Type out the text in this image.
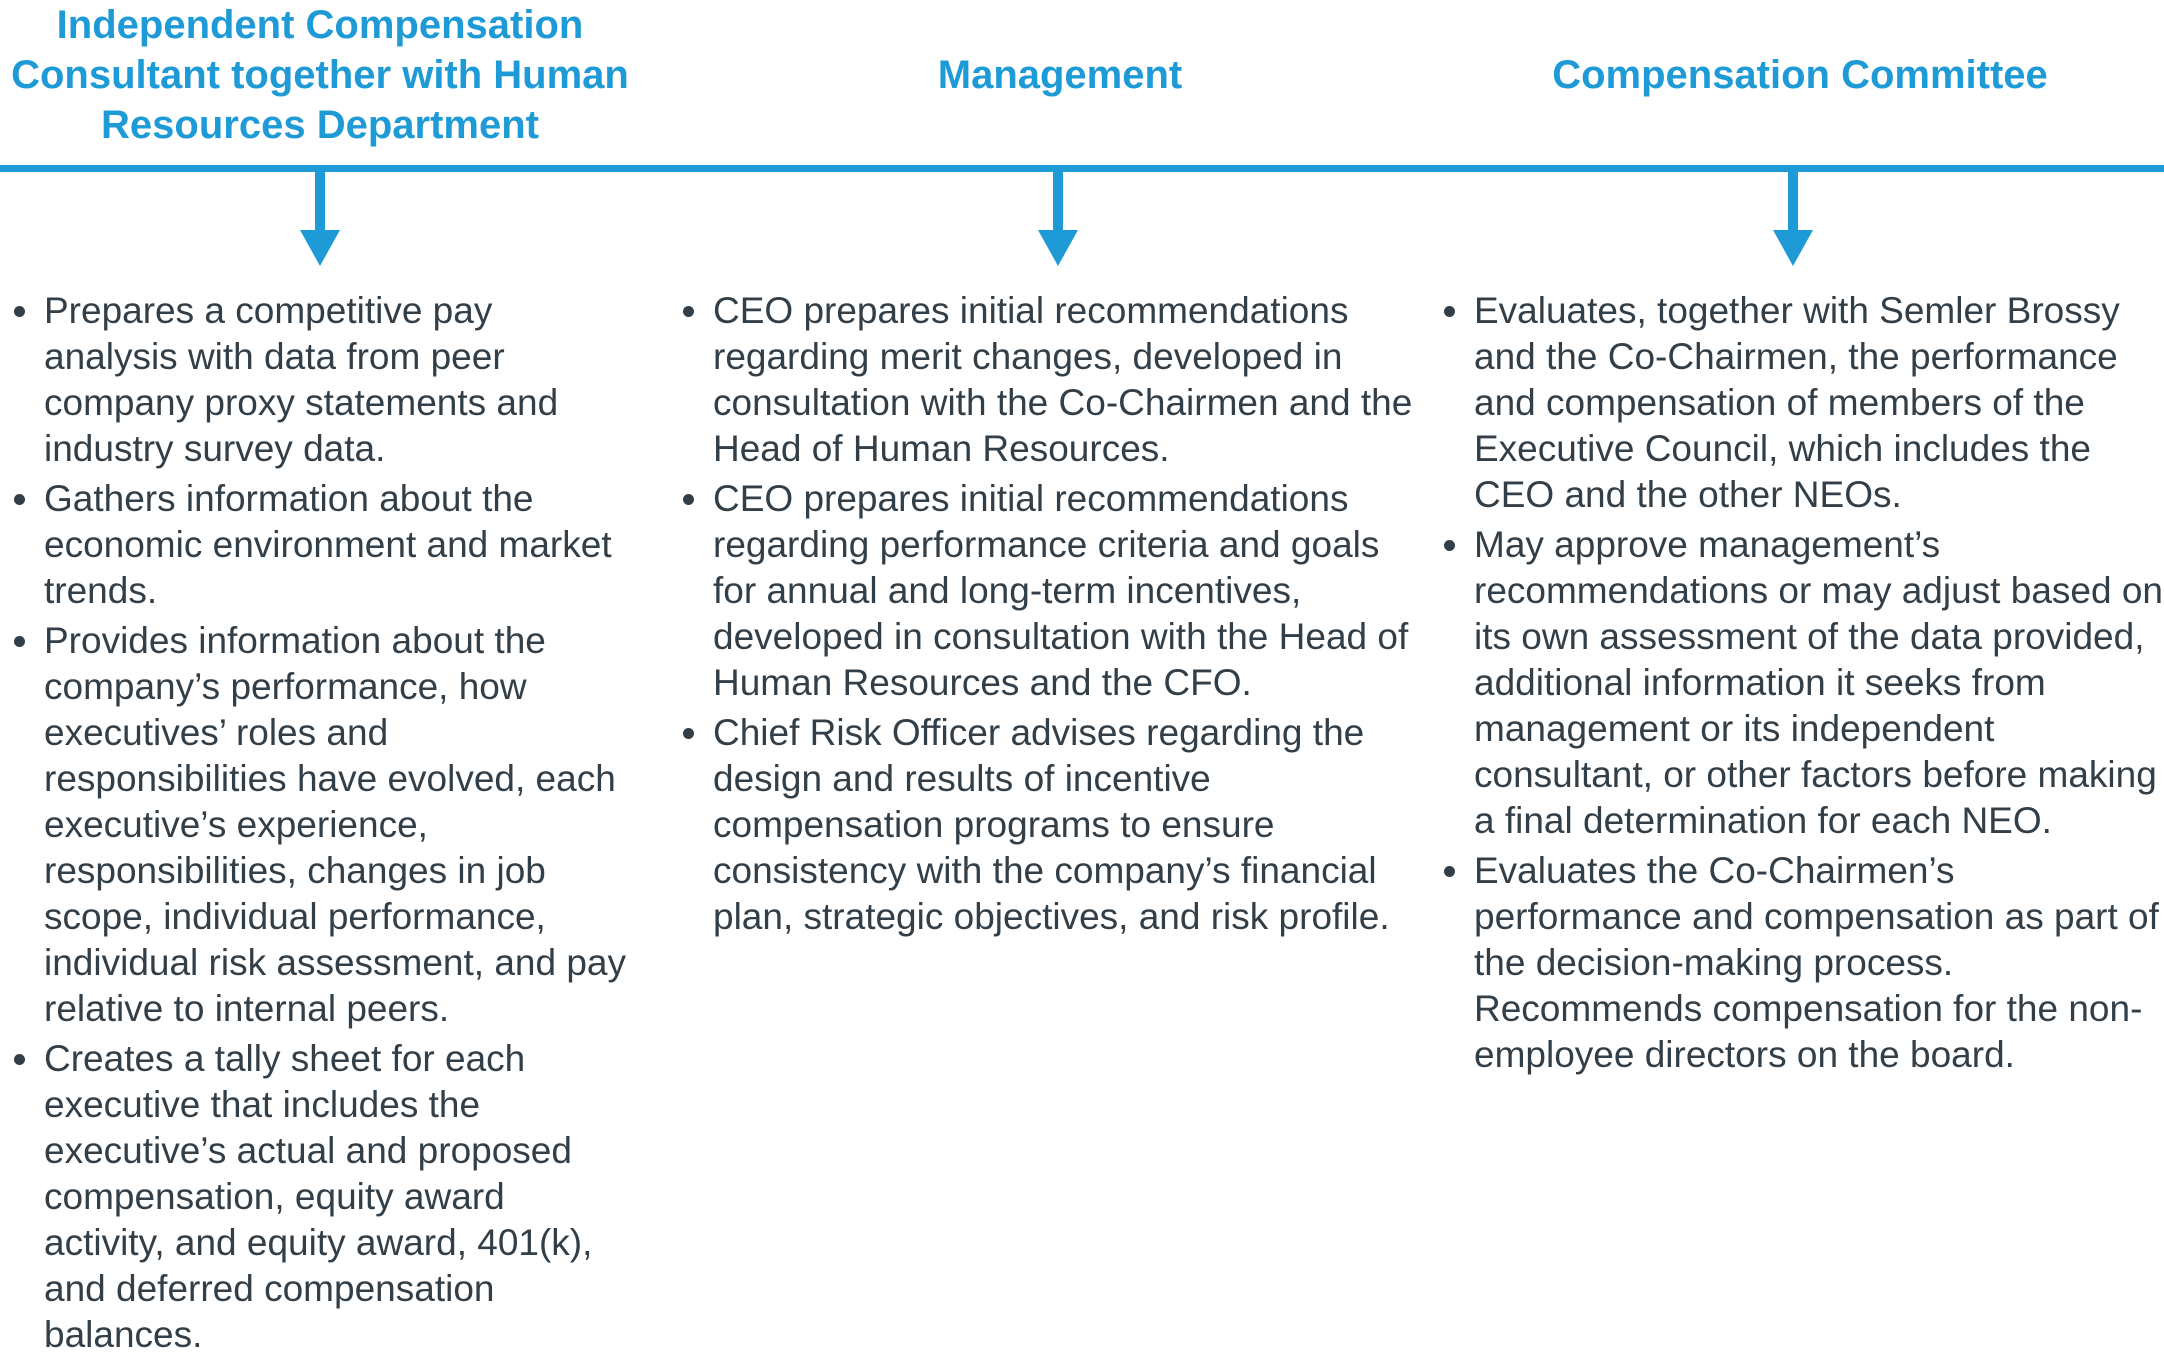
Independent Compensation Consultant together with Human Resources Department
Management	Compensation Committee
Prepares a competitive pay analysis with data from peer company proxy statements and industry survey data.
Gathers information about the economic environment and market trends.
Provides information about the company’s performance, how executives’ roles and responsibilities have evolved, each executive’s experience, responsibilities, changes in job scope, individual performance, individual risk assessment, and pay relative to internal peers.
Creates a tally sheet for each executive that includes the executive’s actual and proposed compensation, equity award activity, and equity award, 401(k), and deferred compensation balances.
CEO prepares initial recommendations regarding merit changes, developed in consultation with the Co-Chairmen and the Head of Human Resources.
CEO prepares initial recommendations regarding performance criteria and goals for annual and long-term incentives, developed in consultation with the Head of Human Resources and the CFO.
Chief Risk Officer advises regarding the design and results of incentive compensation programs to ensure consistency with the company’s financial plan, strategic objectives, and risk profile.
Evaluates, together with Semler Brossy and the Co-Chairmen, the performance and compensation of members of the Executive Council, which includes the CEO and the other NEOs.
May approve management’s recommendations or may adjust based on its own assessment of the data provided, additional information it seeks from management or its independent consultant, or other factors before making a final determination for each NEO.
Evaluates the Co-Chairmen’s performance and compensation as part of the decision-making process. Recommends compensation for the non-employee directors on the board.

Exercise goal: Every line containing the string "Chairmen" must be listed.

Task solution:
CEO prepares initial recommendations regarding merit changes, developed in consultation with the Co-Chairmen and the Head of Human Resources.
Evaluates, together with Semler Brossy and the Co-Chairmen, the performance and compensation of members of the Executive Council, which includes the CEO and the other NEOs.
Evaluates the Co-Chairmen’s performance and compensation as part of the decision-making process. Recommends compensation for the non-employee directors on the board.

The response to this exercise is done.